• Records provided:
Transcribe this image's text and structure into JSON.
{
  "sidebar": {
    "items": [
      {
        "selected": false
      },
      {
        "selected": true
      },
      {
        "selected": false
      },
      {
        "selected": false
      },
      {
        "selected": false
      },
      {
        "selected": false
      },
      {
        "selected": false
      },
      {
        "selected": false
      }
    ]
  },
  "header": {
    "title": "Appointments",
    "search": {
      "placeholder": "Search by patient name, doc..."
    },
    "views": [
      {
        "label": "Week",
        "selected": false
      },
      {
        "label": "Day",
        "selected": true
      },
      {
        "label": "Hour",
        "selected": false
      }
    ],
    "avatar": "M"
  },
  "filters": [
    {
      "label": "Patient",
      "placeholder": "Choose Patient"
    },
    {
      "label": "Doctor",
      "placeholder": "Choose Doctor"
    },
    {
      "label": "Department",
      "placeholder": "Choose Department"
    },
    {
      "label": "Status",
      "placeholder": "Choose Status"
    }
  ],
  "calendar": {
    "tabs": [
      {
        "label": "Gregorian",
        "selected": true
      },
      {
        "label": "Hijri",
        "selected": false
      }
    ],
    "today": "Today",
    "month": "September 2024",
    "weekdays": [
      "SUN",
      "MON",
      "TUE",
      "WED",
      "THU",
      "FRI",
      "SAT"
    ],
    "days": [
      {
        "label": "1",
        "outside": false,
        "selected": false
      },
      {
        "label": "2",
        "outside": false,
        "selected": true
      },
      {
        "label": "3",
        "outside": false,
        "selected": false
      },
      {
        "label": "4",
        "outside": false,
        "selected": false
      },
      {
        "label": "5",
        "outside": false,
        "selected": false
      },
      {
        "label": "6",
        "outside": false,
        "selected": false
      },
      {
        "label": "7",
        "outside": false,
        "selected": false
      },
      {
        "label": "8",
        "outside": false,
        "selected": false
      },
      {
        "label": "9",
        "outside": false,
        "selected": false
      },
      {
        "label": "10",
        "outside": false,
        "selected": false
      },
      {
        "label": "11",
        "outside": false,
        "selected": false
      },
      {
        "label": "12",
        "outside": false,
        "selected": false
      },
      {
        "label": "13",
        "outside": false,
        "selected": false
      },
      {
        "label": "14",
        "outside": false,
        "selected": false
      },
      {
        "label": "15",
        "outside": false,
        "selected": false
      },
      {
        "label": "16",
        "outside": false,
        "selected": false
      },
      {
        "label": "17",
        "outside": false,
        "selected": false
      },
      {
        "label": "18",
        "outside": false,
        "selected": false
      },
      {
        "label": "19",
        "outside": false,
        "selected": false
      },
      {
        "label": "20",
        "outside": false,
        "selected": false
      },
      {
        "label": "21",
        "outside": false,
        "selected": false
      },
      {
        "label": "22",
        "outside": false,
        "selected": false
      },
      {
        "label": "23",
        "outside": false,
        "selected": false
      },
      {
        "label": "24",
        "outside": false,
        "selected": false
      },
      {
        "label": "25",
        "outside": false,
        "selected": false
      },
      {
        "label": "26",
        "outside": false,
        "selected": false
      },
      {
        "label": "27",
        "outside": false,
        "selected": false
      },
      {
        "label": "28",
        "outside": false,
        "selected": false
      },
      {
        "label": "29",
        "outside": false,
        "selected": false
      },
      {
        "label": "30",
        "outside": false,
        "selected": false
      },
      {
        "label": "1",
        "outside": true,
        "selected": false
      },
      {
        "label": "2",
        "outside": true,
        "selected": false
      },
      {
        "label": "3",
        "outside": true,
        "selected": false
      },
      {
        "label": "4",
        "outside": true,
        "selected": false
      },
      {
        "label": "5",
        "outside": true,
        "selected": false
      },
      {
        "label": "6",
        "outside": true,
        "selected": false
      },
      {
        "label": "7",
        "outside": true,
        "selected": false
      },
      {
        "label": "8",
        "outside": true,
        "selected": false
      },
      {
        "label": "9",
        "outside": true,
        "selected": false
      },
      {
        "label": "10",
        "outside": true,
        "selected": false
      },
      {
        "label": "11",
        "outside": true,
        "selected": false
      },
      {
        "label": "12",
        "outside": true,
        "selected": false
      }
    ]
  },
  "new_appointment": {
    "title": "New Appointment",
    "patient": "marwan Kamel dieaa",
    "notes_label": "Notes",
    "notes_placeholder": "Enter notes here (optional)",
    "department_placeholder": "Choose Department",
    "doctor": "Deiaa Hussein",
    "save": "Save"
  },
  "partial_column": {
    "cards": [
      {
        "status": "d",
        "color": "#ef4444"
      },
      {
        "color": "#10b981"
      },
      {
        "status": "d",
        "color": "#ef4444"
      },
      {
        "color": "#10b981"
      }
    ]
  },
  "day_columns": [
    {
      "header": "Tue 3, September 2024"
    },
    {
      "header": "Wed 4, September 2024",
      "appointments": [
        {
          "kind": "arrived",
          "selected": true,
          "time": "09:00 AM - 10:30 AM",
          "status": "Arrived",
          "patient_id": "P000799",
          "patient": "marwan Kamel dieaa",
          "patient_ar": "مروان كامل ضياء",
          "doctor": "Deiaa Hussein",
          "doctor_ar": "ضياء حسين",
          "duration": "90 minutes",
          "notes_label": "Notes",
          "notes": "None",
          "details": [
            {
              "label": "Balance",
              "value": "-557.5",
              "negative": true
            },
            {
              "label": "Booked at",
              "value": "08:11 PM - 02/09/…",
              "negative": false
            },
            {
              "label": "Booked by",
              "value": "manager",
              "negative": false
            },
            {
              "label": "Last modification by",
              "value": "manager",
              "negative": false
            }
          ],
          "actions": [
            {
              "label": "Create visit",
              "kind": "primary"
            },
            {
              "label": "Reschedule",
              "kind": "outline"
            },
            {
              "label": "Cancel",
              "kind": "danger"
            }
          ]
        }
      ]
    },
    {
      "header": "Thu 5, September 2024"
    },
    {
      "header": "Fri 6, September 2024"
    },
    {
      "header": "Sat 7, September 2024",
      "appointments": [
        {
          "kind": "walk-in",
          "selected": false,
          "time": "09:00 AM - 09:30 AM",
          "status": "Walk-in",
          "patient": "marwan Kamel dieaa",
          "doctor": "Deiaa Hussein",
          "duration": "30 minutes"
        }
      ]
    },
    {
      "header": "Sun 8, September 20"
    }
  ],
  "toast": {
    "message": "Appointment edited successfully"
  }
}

• What to work on: Output all of the data again, exactly.

• Written reply:
Transcribe this image's text and structure into JSON.
{
  "sidebar": {
    "items": [
      {
        "selected": false
      },
      {
        "selected": true
      },
      {
        "selected": false
      },
      {
        "selected": false
      },
      {
        "selected": false
      },
      {
        "selected": false
      },
      {
        "selected": false
      },
      {
        "selected": false
      }
    ]
  },
  "header": {
    "title": "Appointments",
    "search": {
      "placeholder": "Search by patient name, doc..."
    },
    "views": [
      {
        "label": "Week",
        "selected": false
      },
      {
        "label": "Day",
        "selected": true
      },
      {
        "label": "Hour",
        "selected": false
      }
    ],
    "avatar": "M"
  },
  "filters": [
    {
      "label": "Patient",
      "placeholder": "Choose Patient"
    },
    {
      "label": "Doctor",
      "placeholder": "Choose Doctor"
    },
    {
      "label": "Department",
      "placeholder": "Choose Department"
    },
    {
      "label": "Status",
      "placeholder": "Choose Status"
    }
  ],
  "calendar": {
    "tabs": [
      {
        "label": "Gregorian",
        "selected": true
      },
      {
        "label": "Hijri",
        "selected": false
      }
    ],
    "today": "Today",
    "month": "September 2024",
    "weekdays": [
      "SUN",
      "MON",
      "TUE",
      "WED",
      "THU",
      "FRI",
      "SAT"
    ],
    "days": [
      {
        "label": "1",
        "outside": false,
        "selected": false
      },
      {
        "label": "2",
        "outside": false,
        "selected": true
      },
      {
        "label": "3",
        "outside": false,
        "selected": false
      },
      {
        "label": "4",
        "outside": false,
        "selected": false
      },
      {
        "label": "5",
        "outside": false,
        "selected": false
      },
      {
        "label": "6",
        "outside": false,
        "selected": false
      },
      {
        "label": "7",
        "outside": false,
        "selected": false
      },
      {
        "label": "8",
        "outside": false,
        "selected": false
      },
      {
        "label": "9",
        "outside": false,
        "selected": false
      },
      {
        "label": "10",
        "outside": false,
        "selected": false
      },
      {
        "label": "11",
        "outside": false,
        "selected": false
      },
      {
        "label": "12",
        "outside": false,
        "selected": false
      },
      {
        "label": "13",
        "outside": false,
        "selected": false
      },
      {
        "label": "14",
        "outside": false,
        "selected": false
      },
      {
        "label": "15",
        "outside": false,
        "selected": false
      },
      {
        "label": "16",
        "outside": false,
        "selected": false
      },
      {
        "label": "17",
        "outside": false,
        "selected": false
      },
      {
        "label": "18",
        "outside": false,
        "selected": false
      },
      {
        "label": "19",
        "outside": false,
        "selected": false
      },
      {
        "label": "20",
        "outside": false,
        "selected": false
      },
      {
        "label": "21",
        "outside": false,
        "selected": false
      },
      {
        "label": "22",
        "outside": false,
        "selected": false
      },
      {
        "label": "23",
        "outside": false,
        "selected": false
      },
      {
        "label": "24",
        "outside": false,
        "selected": false
      },
      {
        "label": "25",
        "outside": false,
        "selected": false
      },
      {
        "label": "26",
        "outside": false,
        "selected": false
      },
      {
        "label": "27",
        "outside": false,
        "selected": false
      },
      {
        "label": "28",
        "outside": false,
        "selected": false
      },
      {
        "label": "29",
        "outside": false,
        "selected": false
      },
      {
        "label": "30",
        "outside": false,
        "selected": false
      },
      {
        "label": "1",
        "outside": true,
        "selected": false
      },
      {
        "label": "2",
        "outside": true,
        "selected": false
      },
      {
        "label": "3",
        "outside": true,
        "selected": false
      },
      {
        "label": "4",
        "outside": true,
        "selected": false
      },
      {
        "label": "5",
        "outside": true,
        "selected": false
      },
      {
        "label": "6",
        "outside": true,
        "selected": false
      },
      {
        "label": "7",
        "outside": true,
        "selected": false
      },
      {
        "label": "8",
        "outside": true,
        "selected": false
      },
      {
        "label": "9",
        "outside": true,
        "selected": false
      },
      {
        "label": "10",
        "outside": true,
        "selected": false
      },
      {
        "label": "11",
        "outside": true,
        "selected": false
      },
      {
        "label": "12",
        "outside": true,
        "selected": false
      }
    ]
  },
  "new_appointment": {
    "title": "New Appointment",
    "patient": "marwan Kamel dieaa",
    "notes_label": "Notes",
    "notes_placeholder": "Enter notes here (optional)",
    "department_placeholder": "Choose Department",
    "doctor": "Deiaa Hussein",
    "save": "Save"
  },
  "partial_column": {
    "cards": [
      {
        "status": "d",
        "color": "#ef4444"
      },
      {
        "color": "#10b981"
      },
      {
        "status": "d",
        "color": "#ef4444"
      },
      {
        "color": "#10b981"
      }
    ]
  },
  "day_columns": [
    {
      "header": "Tue 3, September 2024"
    },
    {
      "header": "Wed 4, September 2024",
      "appointments": [
        {
          "kind": "arrived",
          "selected": true,
          "time": "09:00 AM - 10:30 AM",
          "status": "Arrived",
          "patient_id": "P000799",
          "patient": "marwan Kamel dieaa",
          "patient_ar": "مروان كامل ضياء",
          "doctor": "Deiaa Hussein",
          "doctor_ar": "ضياء حسين",
          "duration": "90 minutes",
          "notes_label": "Notes",
          "notes": "None",
          "details": [
            {
              "label": "Balance",
              "value": "-557.5",
              "negative": true
            },
            {
              "label": "Booked at",
              "value": "08:11 PM - 02/09/…",
              "negative": false
            },
            {
              "label": "Booked by",
              "value": "manager",
              "negative": false
            },
            {
              "label": "Last modification by",
              "value": "manager",
              "negative": false
            }
          ],
          "actions": [
            {
              "label": "Create visit",
              "kind": "primary"
            },
            {
              "label": "Reschedule",
              "kind": "outline"
            },
            {
              "label": "Cancel",
              "kind": "danger"
            }
          ]
        }
      ]
    },
    {
      "header": "Thu 5, September 2024"
    },
    {
      "header": "Fri 6, September 2024"
    },
    {
      "header": "Sat 7, September 2024",
      "appointments": [
        {
          "kind": "walk-in",
          "selected": false,
          "time": "09:00 AM - 09:30 AM",
          "status": "Walk-in",
          "patient": "marwan Kamel dieaa",
          "doctor": "Deiaa Hussein",
          "duration": "30 minutes"
        }
      ]
    },
    {
      "header": "Sun 8, September 20"
    }
  ],
  "toast": {
    "message": "Appointment edited successfully"
  }
}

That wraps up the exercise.